Lines that include the word "Session" are the ones to copy.
┄┄┄┄┄┄┄┄┄┄┄┄┄┄┄┄┄┄┄┄
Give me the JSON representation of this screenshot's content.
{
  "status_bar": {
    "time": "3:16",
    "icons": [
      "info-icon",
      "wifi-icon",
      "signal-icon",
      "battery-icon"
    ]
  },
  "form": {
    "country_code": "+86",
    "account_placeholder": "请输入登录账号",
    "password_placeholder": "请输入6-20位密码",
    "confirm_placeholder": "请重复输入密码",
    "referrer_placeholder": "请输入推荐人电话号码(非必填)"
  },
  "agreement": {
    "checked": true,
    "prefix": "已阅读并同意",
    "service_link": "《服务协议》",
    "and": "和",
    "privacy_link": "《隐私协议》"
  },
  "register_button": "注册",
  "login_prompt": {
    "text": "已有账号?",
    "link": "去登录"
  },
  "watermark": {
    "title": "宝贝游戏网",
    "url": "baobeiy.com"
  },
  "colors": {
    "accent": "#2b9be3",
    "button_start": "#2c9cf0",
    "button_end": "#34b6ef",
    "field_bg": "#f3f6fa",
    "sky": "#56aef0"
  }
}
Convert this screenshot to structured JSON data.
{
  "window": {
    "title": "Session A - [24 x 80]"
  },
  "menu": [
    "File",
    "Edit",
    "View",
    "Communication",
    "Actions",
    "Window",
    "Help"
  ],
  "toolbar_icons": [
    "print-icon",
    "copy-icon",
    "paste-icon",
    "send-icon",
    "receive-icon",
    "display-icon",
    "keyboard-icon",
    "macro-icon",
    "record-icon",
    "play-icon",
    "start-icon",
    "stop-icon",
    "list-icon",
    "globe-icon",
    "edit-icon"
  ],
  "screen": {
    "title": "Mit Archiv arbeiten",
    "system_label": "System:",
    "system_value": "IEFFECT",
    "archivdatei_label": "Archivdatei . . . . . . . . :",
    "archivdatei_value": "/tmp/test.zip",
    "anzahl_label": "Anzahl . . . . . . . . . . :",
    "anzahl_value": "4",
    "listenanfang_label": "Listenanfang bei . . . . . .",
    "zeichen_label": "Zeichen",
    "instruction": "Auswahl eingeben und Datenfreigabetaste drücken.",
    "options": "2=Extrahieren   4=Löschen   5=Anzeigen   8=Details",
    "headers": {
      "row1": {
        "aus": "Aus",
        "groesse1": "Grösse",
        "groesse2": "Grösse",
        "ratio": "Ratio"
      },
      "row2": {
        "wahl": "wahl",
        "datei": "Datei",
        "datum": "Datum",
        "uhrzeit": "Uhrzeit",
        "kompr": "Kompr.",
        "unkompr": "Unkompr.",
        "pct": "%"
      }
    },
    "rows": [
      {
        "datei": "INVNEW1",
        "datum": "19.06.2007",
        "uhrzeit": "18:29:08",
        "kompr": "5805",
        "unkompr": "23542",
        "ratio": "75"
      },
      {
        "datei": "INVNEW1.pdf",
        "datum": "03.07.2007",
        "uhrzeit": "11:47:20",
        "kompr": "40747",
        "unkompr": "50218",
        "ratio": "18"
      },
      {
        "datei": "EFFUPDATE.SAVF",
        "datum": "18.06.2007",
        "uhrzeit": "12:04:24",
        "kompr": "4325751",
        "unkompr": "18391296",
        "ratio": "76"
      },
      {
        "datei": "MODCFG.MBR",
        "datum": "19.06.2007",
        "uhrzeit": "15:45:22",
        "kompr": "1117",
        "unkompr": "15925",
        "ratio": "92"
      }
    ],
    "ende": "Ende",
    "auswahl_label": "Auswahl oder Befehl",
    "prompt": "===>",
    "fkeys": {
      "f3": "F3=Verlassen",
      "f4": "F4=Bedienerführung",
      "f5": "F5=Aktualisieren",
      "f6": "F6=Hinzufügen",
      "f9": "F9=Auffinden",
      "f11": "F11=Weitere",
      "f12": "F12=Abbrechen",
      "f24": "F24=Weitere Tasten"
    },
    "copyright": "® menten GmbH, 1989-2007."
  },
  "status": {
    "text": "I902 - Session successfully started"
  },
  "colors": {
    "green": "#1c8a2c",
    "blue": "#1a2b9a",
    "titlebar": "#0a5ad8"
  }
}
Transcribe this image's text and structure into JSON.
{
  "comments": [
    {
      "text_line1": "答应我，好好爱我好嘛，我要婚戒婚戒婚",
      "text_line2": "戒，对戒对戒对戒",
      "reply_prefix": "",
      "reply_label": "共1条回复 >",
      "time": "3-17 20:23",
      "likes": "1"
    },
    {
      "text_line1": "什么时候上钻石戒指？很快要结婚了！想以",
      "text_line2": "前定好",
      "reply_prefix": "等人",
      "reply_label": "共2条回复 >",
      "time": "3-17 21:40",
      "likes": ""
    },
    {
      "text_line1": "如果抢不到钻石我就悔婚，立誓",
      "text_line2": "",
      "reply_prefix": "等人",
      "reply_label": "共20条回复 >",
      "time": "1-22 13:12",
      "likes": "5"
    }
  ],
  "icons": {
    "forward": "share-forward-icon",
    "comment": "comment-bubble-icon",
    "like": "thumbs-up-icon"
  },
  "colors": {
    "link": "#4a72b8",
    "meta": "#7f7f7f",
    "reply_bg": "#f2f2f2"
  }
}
┄┄┄┄┄┄┄┄┄┄┄┄┄┄┄┄┄┄┄┄
*Answer to this exercise*:
    "title": "Session A - [24 x 80]"
    "text": "I902 - Session successfully started"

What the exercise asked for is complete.